Task description: Using the data beneath, show every line that includes the word "SDTVAR".

___ Material provided

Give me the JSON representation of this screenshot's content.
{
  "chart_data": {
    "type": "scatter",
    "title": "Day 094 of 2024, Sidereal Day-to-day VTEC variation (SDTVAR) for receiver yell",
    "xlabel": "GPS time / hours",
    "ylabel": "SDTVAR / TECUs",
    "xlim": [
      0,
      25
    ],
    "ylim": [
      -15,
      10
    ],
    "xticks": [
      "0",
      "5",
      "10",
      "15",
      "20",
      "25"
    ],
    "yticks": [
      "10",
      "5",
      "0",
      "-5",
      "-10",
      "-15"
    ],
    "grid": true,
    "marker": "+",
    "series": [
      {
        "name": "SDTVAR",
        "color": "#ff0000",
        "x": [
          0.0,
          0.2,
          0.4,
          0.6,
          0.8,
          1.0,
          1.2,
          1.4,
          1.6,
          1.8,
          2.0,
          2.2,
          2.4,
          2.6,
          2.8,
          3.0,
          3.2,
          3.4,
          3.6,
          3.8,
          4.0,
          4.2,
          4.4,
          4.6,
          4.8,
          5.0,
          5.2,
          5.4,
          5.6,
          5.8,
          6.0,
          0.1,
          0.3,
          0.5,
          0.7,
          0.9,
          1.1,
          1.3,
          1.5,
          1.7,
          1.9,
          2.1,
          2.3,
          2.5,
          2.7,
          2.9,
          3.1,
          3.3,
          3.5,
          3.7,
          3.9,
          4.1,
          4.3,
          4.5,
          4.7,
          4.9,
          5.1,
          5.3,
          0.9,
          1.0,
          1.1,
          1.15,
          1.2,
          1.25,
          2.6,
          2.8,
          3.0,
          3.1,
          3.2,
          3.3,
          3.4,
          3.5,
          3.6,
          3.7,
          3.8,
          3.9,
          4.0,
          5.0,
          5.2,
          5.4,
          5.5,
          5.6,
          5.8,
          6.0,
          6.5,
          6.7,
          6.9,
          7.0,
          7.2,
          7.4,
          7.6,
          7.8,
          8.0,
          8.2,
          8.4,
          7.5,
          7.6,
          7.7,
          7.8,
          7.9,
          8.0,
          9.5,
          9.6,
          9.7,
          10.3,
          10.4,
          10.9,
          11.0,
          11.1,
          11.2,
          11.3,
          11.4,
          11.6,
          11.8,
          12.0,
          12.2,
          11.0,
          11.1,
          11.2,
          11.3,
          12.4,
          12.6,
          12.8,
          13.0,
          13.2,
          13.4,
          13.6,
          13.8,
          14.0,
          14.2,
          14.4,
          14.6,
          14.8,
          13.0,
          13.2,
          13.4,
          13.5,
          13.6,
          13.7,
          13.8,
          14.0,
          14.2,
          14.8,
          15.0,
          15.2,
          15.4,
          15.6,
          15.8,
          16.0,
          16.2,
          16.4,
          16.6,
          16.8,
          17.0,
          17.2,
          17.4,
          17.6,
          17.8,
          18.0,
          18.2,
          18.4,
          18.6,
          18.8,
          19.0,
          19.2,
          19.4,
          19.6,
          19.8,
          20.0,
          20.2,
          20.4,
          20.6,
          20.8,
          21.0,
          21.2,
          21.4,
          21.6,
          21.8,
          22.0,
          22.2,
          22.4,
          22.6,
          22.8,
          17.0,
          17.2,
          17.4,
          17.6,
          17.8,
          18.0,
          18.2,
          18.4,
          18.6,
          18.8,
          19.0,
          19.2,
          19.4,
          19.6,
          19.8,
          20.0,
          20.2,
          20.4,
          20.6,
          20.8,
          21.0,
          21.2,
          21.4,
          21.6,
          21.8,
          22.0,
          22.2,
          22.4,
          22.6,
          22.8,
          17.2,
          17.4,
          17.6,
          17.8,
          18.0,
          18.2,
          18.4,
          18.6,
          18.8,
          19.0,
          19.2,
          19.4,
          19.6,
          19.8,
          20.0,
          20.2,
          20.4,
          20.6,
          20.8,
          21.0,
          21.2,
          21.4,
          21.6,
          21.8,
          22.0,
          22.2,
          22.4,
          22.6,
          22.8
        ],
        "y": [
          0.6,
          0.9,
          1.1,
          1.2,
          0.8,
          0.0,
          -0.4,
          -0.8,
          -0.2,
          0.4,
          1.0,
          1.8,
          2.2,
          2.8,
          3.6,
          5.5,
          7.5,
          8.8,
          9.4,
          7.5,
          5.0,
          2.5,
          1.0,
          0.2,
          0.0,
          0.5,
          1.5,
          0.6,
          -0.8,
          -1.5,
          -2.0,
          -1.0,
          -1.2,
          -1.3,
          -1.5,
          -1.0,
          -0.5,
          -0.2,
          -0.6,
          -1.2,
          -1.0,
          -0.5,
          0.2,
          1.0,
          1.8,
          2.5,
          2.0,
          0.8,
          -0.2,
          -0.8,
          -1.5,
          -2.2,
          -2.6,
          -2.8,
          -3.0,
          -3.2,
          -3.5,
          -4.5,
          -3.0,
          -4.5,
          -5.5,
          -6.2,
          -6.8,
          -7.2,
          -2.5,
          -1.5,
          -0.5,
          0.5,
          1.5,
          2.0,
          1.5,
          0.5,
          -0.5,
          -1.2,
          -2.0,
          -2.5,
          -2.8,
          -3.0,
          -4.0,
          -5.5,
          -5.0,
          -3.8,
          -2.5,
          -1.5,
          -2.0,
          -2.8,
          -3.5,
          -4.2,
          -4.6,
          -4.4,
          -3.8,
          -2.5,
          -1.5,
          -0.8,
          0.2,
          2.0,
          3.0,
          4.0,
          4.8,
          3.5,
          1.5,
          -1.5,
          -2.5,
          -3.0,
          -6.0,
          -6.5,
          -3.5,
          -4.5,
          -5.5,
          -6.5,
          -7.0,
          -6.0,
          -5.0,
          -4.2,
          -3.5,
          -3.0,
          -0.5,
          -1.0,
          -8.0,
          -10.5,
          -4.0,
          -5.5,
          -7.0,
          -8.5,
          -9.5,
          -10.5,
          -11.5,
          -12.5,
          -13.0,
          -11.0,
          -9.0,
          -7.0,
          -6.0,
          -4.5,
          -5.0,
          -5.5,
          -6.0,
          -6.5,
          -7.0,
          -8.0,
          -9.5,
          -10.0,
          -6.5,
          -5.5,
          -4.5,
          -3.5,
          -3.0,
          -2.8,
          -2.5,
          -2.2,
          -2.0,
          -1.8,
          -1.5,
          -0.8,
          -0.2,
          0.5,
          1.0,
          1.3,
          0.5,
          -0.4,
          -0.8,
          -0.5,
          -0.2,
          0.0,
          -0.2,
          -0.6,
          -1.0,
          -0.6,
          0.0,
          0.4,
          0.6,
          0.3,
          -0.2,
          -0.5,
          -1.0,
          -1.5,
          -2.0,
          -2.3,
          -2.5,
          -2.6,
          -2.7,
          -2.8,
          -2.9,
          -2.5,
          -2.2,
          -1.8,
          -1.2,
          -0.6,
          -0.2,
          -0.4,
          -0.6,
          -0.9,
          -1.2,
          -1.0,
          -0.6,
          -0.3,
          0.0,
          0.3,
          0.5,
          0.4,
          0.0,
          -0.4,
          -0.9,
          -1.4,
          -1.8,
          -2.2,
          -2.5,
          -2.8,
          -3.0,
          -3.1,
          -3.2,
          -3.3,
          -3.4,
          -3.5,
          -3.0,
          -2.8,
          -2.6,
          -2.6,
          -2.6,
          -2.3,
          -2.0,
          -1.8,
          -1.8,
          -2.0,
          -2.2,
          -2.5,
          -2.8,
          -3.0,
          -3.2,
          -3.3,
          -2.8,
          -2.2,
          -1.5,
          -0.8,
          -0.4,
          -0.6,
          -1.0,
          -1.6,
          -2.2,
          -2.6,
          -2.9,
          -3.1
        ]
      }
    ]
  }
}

______

Correct result:
    "title": "Day 094 of 2024, Sidereal Day-to-day VTEC variation (SDTVAR) for receiver yell",
    "ylabel": "SDTVAR / TECUs",
        "name": "SDTVAR",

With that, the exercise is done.